[Start of Document section]

The law on Communities is quite clear and firm when it comes to the obligation of owners in a legal Community to pay the fees agreed by a legally convoked General Meeting and the possibility to enforce a seizure (embargo) to be placed on their property to enforce payment.
However, Mrs. Campbell is in a worse mess. It is true that an owner cannot live in a property without a 'certificate of habitation' having been issued. Also that such a certificate should not be given by the municipality before the essential infrastructure foreseen in the approved architect plans is in place.  Moreover that a promoter protected by a legal bankruptcy is out of his squeeze.
However, a good lawyer should investigate if the bank has taken title or possession of the unsold apartments and commercial units, in which case it becomes responsible for the Community fees and eventual costs of terminating the infrastructure, according to it’s share in the Community. Moreover, the municipality had the legal obligation to demand from the promoter a money guarantee for the proper termination of the infrastructure before giving him the building licence. Did they get that guarantee and where is the money now?
To the question of the Community of Owners: In the title deed of Mrs. Campbell, as well as in the other owners, is a declaration of work done, and the subdivision of it into joint and private part, to be managed in accordance with the Law on Horizontal Property. That is the legal constitution of the Community! Whether meetings have been held or a board elected is not decisive. That means the promoter (or the bank) must pay the Community fees for his shares, or the community can follow the same procedure as we describe for the second case.

The property market – still shrinking......
In December 2006, five years ago, we wrote:
The most important consideration for a foreign owner is the marked change in the property market, which has seen a drop in sales of properties to foreigners of between 50 and 70% and also an important reduction in the number of Spanish buyers. Our members have been warned of such a development.  We shall try to assess if this trend is temporary, or if it will continue and deepen……..

[End of Document section]

▶ _Aim of the task_: Continue the text on owners' communities and the property market, starting right after its last sentence.

[Start of Material]

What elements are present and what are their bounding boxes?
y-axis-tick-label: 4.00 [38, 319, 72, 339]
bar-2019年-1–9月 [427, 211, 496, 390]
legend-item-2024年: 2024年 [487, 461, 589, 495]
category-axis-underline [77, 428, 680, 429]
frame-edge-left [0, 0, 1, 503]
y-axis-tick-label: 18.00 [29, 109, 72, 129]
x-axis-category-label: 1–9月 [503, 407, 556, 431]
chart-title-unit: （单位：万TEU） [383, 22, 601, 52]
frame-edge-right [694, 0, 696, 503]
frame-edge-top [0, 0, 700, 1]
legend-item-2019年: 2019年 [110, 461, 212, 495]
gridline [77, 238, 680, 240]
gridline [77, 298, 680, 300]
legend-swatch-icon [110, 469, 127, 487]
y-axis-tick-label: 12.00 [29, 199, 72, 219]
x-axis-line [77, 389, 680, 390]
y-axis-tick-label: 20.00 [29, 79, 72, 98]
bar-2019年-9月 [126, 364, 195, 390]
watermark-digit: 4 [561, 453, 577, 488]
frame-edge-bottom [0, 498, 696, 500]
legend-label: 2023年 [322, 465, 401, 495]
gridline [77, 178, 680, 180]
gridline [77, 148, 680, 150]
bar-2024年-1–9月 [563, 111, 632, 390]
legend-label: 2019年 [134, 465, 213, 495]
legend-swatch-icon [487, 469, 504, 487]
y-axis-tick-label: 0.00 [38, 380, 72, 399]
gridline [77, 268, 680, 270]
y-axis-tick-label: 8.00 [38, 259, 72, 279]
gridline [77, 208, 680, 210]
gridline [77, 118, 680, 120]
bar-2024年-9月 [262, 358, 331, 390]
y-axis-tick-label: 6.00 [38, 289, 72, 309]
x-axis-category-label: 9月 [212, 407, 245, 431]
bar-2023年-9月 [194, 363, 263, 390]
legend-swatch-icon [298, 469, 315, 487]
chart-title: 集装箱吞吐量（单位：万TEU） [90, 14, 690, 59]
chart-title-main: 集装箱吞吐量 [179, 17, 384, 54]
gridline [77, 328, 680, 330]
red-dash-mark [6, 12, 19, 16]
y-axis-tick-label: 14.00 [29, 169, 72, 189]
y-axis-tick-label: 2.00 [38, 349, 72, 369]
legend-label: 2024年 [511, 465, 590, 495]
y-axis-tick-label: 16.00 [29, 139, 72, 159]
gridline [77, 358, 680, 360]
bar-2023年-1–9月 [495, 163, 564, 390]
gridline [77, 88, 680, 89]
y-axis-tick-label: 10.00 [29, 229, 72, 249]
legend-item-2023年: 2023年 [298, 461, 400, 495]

[End of Material]

▶ _Response to the exercise_:
In the report of 2008-2009, we wrote:
How long will the crisis last? It is anyone’s guess. The Spanish Government predicts we shall see a turn-round at the end of 2009 but with the Government’s bad prediction record, this must be seen more as a vain hope, or an intention to swing the mood of Spanish voters (European elections in June 2009).  
In the Report of last year, we wrote:
Promoters and sales agents are hoping that the drop in sales is temporary, and that the market will recover.  We do not share their hopes. The high prices do not allow for any value appreciation and have driven investors into the stock market or to other countries where property and life is still cheap. The massive construction program with building cranes everywhere is not attractive to retired people seeking tranquillity.  The urban planning abuses against small landowners, promoted by the LRAU and LUV-laws, have scared many buyers away. Greed and corruption has damaged the reputation of the country.  Spain has lost much of its attraction.
All signs point to a deepening and prolongation of the crisis in the Spanish property market.
At the risk of being boring, I have to repeat the same message in this year’s Report.  The property market is still shrinking, and the sale of properties in Spain to foreign buyers has statistically vanished, in spite of great efforts to stimulate sales, on behalf of promoters, sales agents, banks and even the government.

Here are the facts:
The colleges of architects approved plans for building 5,871 dwellings in October. Over the first 10 months of 2011, plans for 68.264 dwellings were approved, 10.2% less than at the same time in 2010, an already bad year
Alicante Province has 11.7 unsold properties per 1,000 inhabitants. The average for all provincial capitals is 8.1 unsold dwellings
It is expected that only 200,000 dwellings were  sold in 2011, down from 412,000 in 2007
Prices for dwellings have continued to fall during 2011, compared with the already fatal 2010, in spite of promoters and banks doing their best to keep them up to defend their balance sheets
The statistical office of Spain reports that prices for new homes fell 7.4% in the third quarter of 2011, compared with last year, and resale dwellings 9.6%
The Guardian reports that property prices are down, as much as 40%, on the Balearic Islands
- The number of mortgages agreed in October 2011 fell to 22,193, 43.6% less than the same month in 2010, and the least since 2003   

The Economist claims that Spanish homes are 43% overvalued
Ernst & Young states that, any significant recovery in Spanish building activity looks far off because house-prices are still probably over-valued and they expects them to continue  falling for at least the next 3 years.
In a study conducted by Bankinter it was found that at least 30% of the 700,000 homes Spanish holiday homes in stock will never sell at current prices and recommends the banks that have repossessed them to halve their asking price to get things moving

Banks trying to sell 80.000 properties
Banks and saving banks fear the new stress test and the order from the Bank of Spain that they must reveal the number of properties on their books, and are now feverishly offering a substantial number of properties for sale, both on their web pages and in their local offices.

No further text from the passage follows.